■ **Task description**
Print the listing in its entirety and exactly, leaving out images.

━━━━━━━━

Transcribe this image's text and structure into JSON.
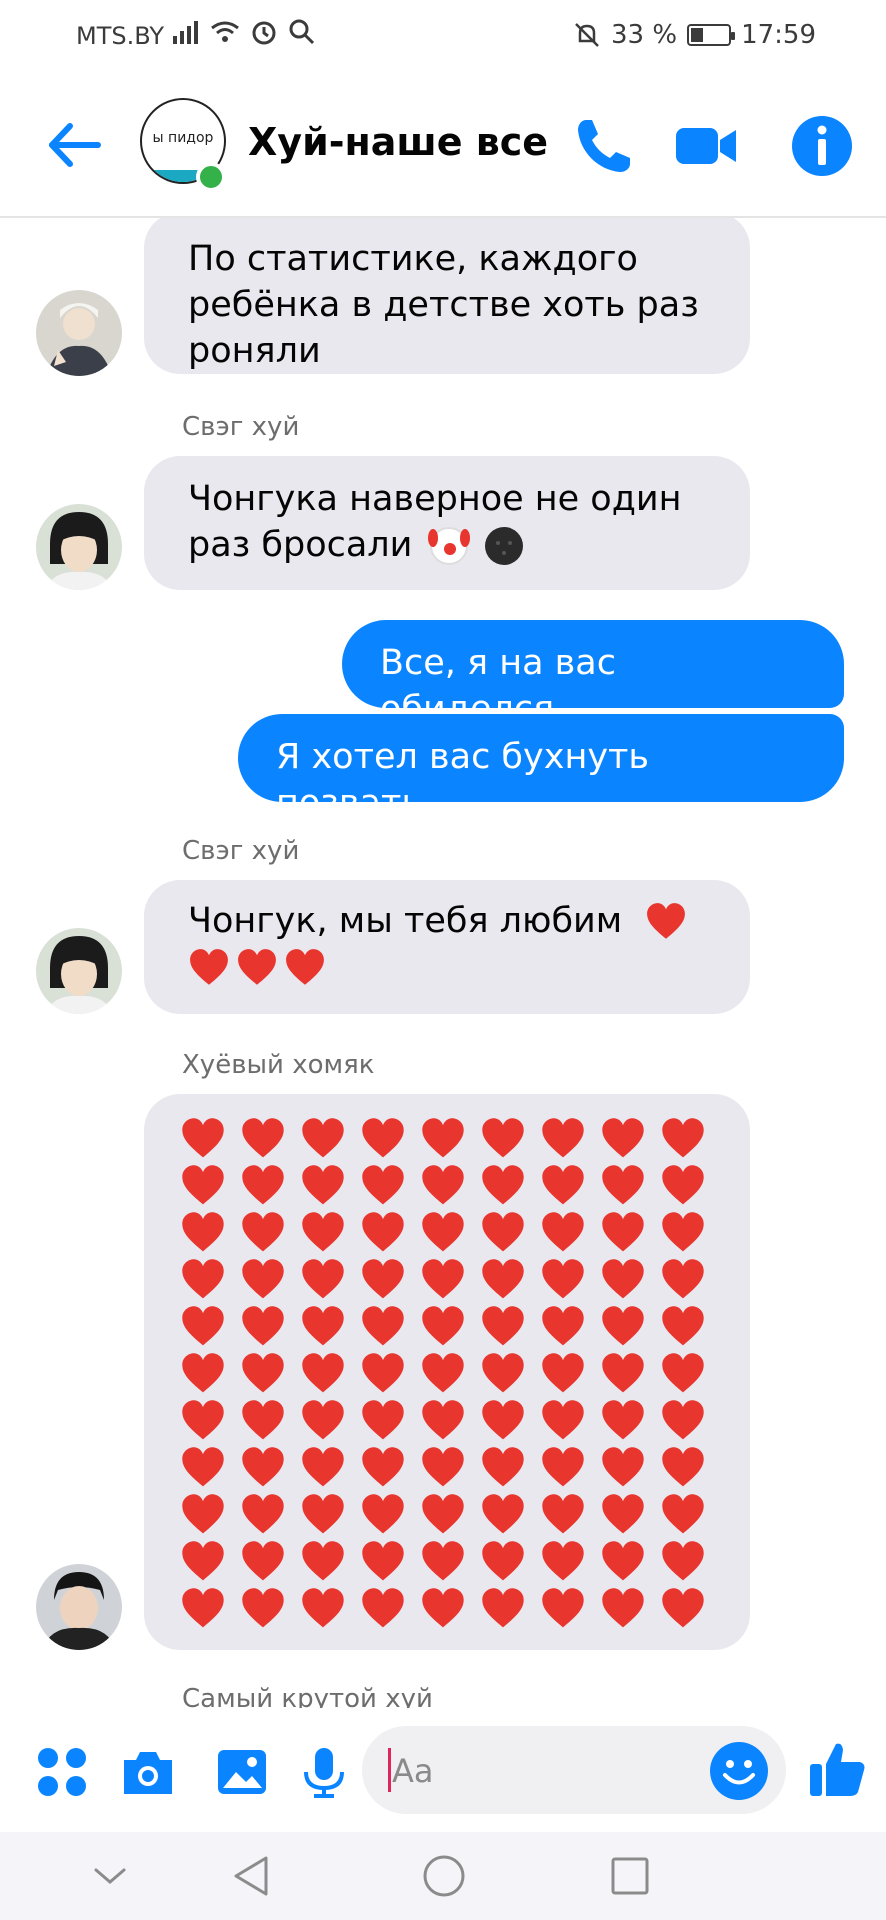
{
  "status_bar": {
    "carrier": "MTS.BY",
    "battery": "33 %",
    "battery_level": 0.33,
    "time": "17:59"
  },
  "header": {
    "title": "Хуй-наше все",
    "avatar_caption": "ы пидор",
    "icons": [
      "back-arrow-icon",
      "phone-icon",
      "video-camera-icon",
      "info-icon"
    ]
  },
  "messages": [
    {
      "id": "m1",
      "from": "other",
      "sender": "",
      "text": "По статистике, каждого ребёнка в детстве хоть раз роняли"
    },
    {
      "id": "m2",
      "from": "other",
      "sender": "Свэг хуй",
      "text": "Чонгука наверное не один раз бросали",
      "emojis": [
        "clown",
        "new-moon"
      ]
    },
    {
      "id": "m3",
      "from": "me",
      "text": "Все, я на вас обиделся"
    },
    {
      "id": "m4",
      "from": "me",
      "text": "Я хотел вас бухнуть позвать"
    },
    {
      "id": "m5",
      "from": "other",
      "sender": "Свэг хуй",
      "text": "Чонгук, мы тебя любим",
      "hearts": 4
    },
    {
      "id": "m6",
      "from": "other",
      "sender": "Хуёвый хомяк",
      "hearts": 99
    },
    {
      "id": "m7",
      "from": "other",
      "sender": "Самый крутой хуй"
    }
  ],
  "composer": {
    "placeholder": "Aa",
    "icons": [
      "apps-icon",
      "camera-icon",
      "gallery-icon",
      "microphone-icon",
      "emoji-icon",
      "thumbs-up-icon"
    ]
  },
  "colors": {
    "accent": "#0a84ff",
    "incoming_bubble": "#e9e8ee",
    "heart": "#e8352e",
    "online": "#35b14a"
  }
}
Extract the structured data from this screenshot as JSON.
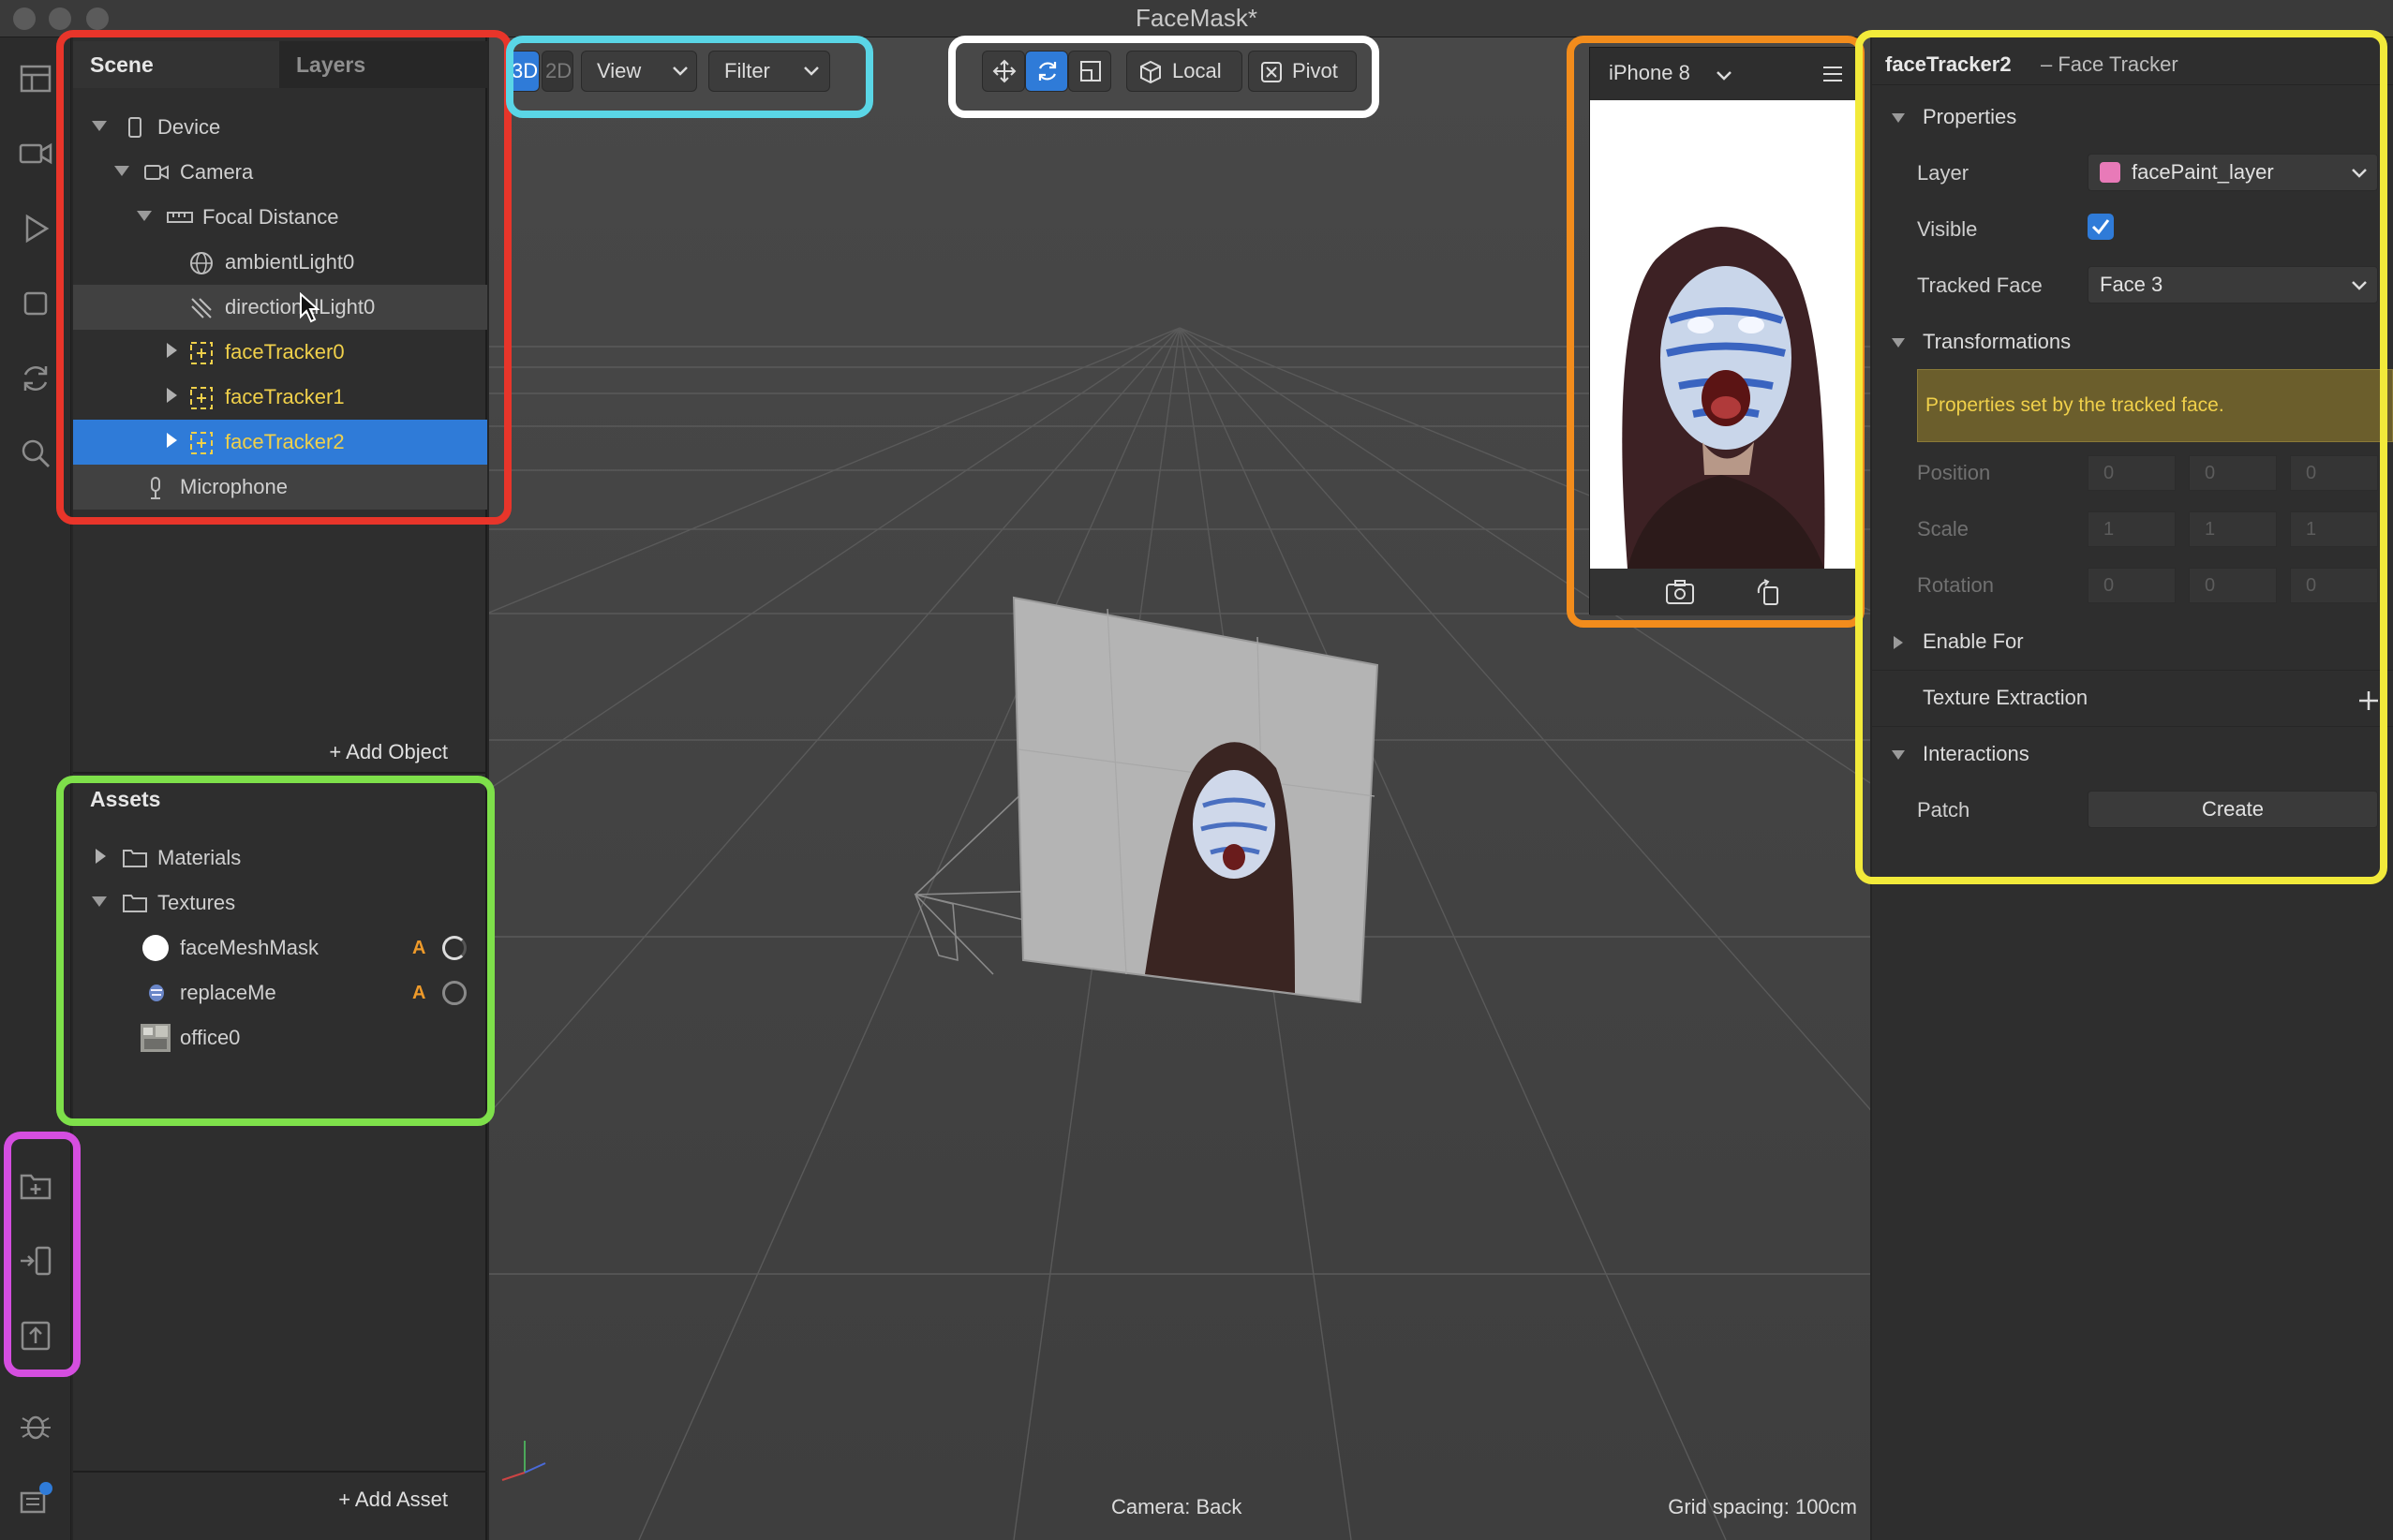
{
  "window": {
    "title": "FaceMask*"
  },
  "scene_panel": {
    "tabs": [
      "Scene",
      "Layers"
    ],
    "tree": [
      {
        "label": "Device",
        "icon": "phone-icon"
      },
      {
        "label": "Camera",
        "icon": "camera-icon"
      },
      {
        "label": "Focal Distance",
        "icon": "ruler-icon"
      },
      {
        "label": "ambientLight0",
        "icon": "globe-light-icon"
      },
      {
        "label": "directionalLight0",
        "icon": "directional-light-icon"
      },
      {
        "label": "faceTracker0",
        "icon": "face-tracker-icon"
      },
      {
        "label": "faceTracker1",
        "icon": "face-tracker-icon"
      },
      {
        "label": "faceTracker2",
        "icon": "face-tracker-icon"
      },
      {
        "label": "Microphone",
        "icon": "microphone-icon"
      }
    ],
    "add_object": "+ Add Object"
  },
  "assets_panel": {
    "title": "Assets",
    "items": [
      {
        "label": "Materials"
      },
      {
        "label": "Textures"
      },
      {
        "label": "faceMeshMask",
        "badge": "A"
      },
      {
        "label": "replaceMe",
        "badge": "A"
      },
      {
        "label": "office0"
      }
    ],
    "add_asset": "+ Add Asset"
  },
  "viewport_toolbar": {
    "mode_3d": "3D",
    "mode_2d": "2D",
    "view": "View",
    "filter": "Filter",
    "local": "Local",
    "pivot": "Pivot"
  },
  "viewport": {
    "camera_label": "Camera: Back",
    "grid_label": "Grid spacing: 100cm"
  },
  "preview": {
    "device": "iPhone 8"
  },
  "inspector": {
    "object_name": "faceTracker2",
    "object_type": "– Face Tracker",
    "sections": {
      "properties": "Properties",
      "transformations": "Transformations",
      "enable_for": "Enable For",
      "texture_extraction": "Texture Extraction",
      "interactions": "Interactions"
    },
    "layer_label": "Layer",
    "layer_value": "facePaint_layer",
    "visible_label": "Visible",
    "visible_checked": true,
    "tracked_face_label": "Tracked Face",
    "tracked_face_value": "Face 3",
    "notice": "Properties set by the tracked face.",
    "position_label": "Position",
    "position": [
      "0",
      "0",
      "0"
    ],
    "scale_label": "Scale",
    "scale": [
      "1",
      "1",
      "1"
    ],
    "rotation_label": "Rotation",
    "rotation": [
      "0",
      "0",
      "0"
    ],
    "patch_label": "Patch",
    "create_button": "Create"
  },
  "colors": {
    "accent": "#2f7bd8",
    "tracker": "#f0d04a",
    "layer_swatch": "#e87ab8",
    "asset_badge": "#ee9a2a",
    "annotations": {
      "scene": "#e8352a",
      "viewport_mode": "#5ad6e6",
      "manipulators": "#ffffff",
      "preview": "#f28c1c",
      "inspector": "#f2ea3a",
      "assets": "#7ee04a",
      "bottom_tools": "#d54ee0"
    }
  }
}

━━━━━━━━

■ **Result**
Transcribe this image's text and structure into JSON.
{
  "status_bar": {
    "carrier": "MTS.BY",
    "battery": "33 %",
    "battery_level": 0.33,
    "time": "17:59"
  },
  "header": {
    "title": "Хуй-наше все",
    "avatar_caption": "ы пидор",
    "icons": [
      "back-arrow-icon",
      "phone-icon",
      "video-camera-icon",
      "info-icon"
    ]
  },
  "messages": [
    {
      "id": "m1",
      "from": "other",
      "sender": "",
      "text": "По статистике, каждого ребёнка в детстве хоть раз роняли"
    },
    {
      "id": "m2",
      "from": "other",
      "sender": "Свэг хуй",
      "text": "Чонгука наверное не один раз бросали",
      "emojis": [
        "clown",
        "new-moon"
      ]
    },
    {
      "id": "m3",
      "from": "me",
      "text": "Все, я на вас обиделся"
    },
    {
      "id": "m4",
      "from": "me",
      "text": "Я хотел вас бухнуть позвать"
    },
    {
      "id": "m5",
      "from": "other",
      "sender": "Свэг хуй",
      "text": "Чонгук, мы тебя любим",
      "hearts": 4
    },
    {
      "id": "m6",
      "from": "other",
      "sender": "Хуёвый хомяк",
      "hearts": 99
    },
    {
      "id": "m7",
      "from": "other",
      "sender": "Самый крутой хуй"
    }
  ],
  "composer": {
    "placeholder": "Aa",
    "icons": [
      "apps-icon",
      "camera-icon",
      "gallery-icon",
      "microphone-icon",
      "emoji-icon",
      "thumbs-up-icon"
    ]
  },
  "colors": {
    "accent": "#0a84ff",
    "incoming_bubble": "#e9e8ee",
    "heart": "#e8352e",
    "online": "#35b14a"
  }
}
Extract the structured data from this screenshot as JSON.
{
  "window": {
    "title": "FaceMask*"
  },
  "scene_panel": {
    "tabs": [
      "Scene",
      "Layers"
    ],
    "tree": [
      {
        "label": "Device",
        "icon": "phone-icon"
      },
      {
        "label": "Camera",
        "icon": "camera-icon"
      },
      {
        "label": "Focal Distance",
        "icon": "ruler-icon"
      },
      {
        "label": "ambientLight0",
        "icon": "globe-light-icon"
      },
      {
        "label": "directionalLight0",
        "icon": "directional-light-icon"
      },
      {
        "label": "faceTracker0",
        "icon": "face-tracker-icon"
      },
      {
        "label": "faceTracker1",
        "icon": "face-tracker-icon"
      },
      {
        "label": "faceTracker2",
        "icon": "face-tracker-icon"
      },
      {
        "label": "Microphone",
        "icon": "microphone-icon"
      }
    ],
    "add_object": "+ Add Object"
  },
  "assets_panel": {
    "title": "Assets",
    "items": [
      {
        "label": "Materials"
      },
      {
        "label": "Textures"
      },
      {
        "label": "faceMeshMask",
        "badge": "A"
      },
      {
        "label": "replaceMe",
        "badge": "A"
      },
      {
        "label": "office0"
      }
    ],
    "add_asset": "+ Add Asset"
  },
  "viewport_toolbar": {
    "mode_3d": "3D",
    "mode_2d": "2D",
    "view": "View",
    "filter": "Filter",
    "local": "Local",
    "pivot": "Pivot"
  },
  "viewport": {
    "camera_label": "Camera: Back",
    "grid_label": "Grid spacing: 100cm"
  },
  "preview": {
    "device": "iPhone 8"
  },
  "inspector": {
    "object_name": "faceTracker2",
    "object_type": "– Face Tracker",
    "sections": {
      "properties": "Properties",
      "transformations": "Transformations",
      "enable_for": "Enable For",
      "texture_extraction": "Texture Extraction",
      "interactions": "Interactions"
    },
    "layer_label": "Layer",
    "layer_value": "facePaint_layer",
    "visible_label": "Visible",
    "visible_checked": true,
    "tracked_face_label": "Tracked Face",
    "tracked_face_value": "Face 3",
    "notice": "Properties set by the tracked face.",
    "position_label": "Position",
    "position": [
      "0",
      "0",
      "0"
    ],
    "scale_label": "Scale",
    "scale": [
      "1",
      "1",
      "1"
    ],
    "rotation_label": "Rotation",
    "rotation": [
      "0",
      "0",
      "0"
    ],
    "patch_label": "Patch",
    "create_button": "Create"
  },
  "colors": {
    "accent": "#2f7bd8",
    "tracker": "#f0d04a",
    "layer_swatch": "#e87ab8",
    "asset_badge": "#ee9a2a",
    "annotations": {
      "scene": "#e8352a",
      "viewport_mode": "#5ad6e6",
      "manipulators": "#ffffff",
      "preview": "#f28c1c",
      "inspector": "#f2ea3a",
      "assets": "#7ee04a",
      "bottom_tools": "#d54ee0"
    }
  }
}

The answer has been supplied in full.